● **Figure data in JSON**
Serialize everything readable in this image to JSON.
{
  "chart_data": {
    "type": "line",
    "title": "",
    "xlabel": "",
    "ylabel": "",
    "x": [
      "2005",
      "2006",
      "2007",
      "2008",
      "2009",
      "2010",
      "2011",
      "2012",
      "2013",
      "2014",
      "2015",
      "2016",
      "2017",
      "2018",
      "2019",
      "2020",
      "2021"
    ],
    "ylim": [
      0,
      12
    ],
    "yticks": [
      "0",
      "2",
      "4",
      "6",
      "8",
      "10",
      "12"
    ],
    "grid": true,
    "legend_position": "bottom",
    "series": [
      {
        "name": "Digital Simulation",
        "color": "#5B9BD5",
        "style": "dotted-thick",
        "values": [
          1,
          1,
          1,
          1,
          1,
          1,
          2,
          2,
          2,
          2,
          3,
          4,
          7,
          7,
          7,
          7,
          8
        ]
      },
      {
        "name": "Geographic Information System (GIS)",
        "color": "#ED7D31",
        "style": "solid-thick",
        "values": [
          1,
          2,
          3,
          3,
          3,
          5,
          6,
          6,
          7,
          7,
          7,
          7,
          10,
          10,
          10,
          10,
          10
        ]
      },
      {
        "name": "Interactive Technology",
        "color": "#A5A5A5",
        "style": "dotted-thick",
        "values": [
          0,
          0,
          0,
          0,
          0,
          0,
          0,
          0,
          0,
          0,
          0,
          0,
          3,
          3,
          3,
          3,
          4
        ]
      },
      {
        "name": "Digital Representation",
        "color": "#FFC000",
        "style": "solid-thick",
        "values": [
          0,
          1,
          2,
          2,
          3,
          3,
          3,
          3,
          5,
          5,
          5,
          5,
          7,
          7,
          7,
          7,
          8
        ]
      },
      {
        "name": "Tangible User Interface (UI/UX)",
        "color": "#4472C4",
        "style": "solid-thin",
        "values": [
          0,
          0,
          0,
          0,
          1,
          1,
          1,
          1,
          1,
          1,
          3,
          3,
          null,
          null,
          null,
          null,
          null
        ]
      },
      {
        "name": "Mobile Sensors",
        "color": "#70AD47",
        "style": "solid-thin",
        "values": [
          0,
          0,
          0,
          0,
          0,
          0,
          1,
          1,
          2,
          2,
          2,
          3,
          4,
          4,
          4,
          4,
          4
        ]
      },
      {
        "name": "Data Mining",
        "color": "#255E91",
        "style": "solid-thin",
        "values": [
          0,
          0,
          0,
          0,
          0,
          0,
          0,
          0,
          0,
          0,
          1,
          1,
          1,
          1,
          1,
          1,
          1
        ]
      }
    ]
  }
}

● **Given instruction**
Pick out, from the lines above, every one that contains the string "color".

● **Result below**
        "color": "#5B9BD5",
        "color": "#ED7D31",
        "color": "#A5A5A5",
        "color": "#FFC000",
        "color": "#4472C4",
        "color": "#70AD47",
        "color": "#255E91",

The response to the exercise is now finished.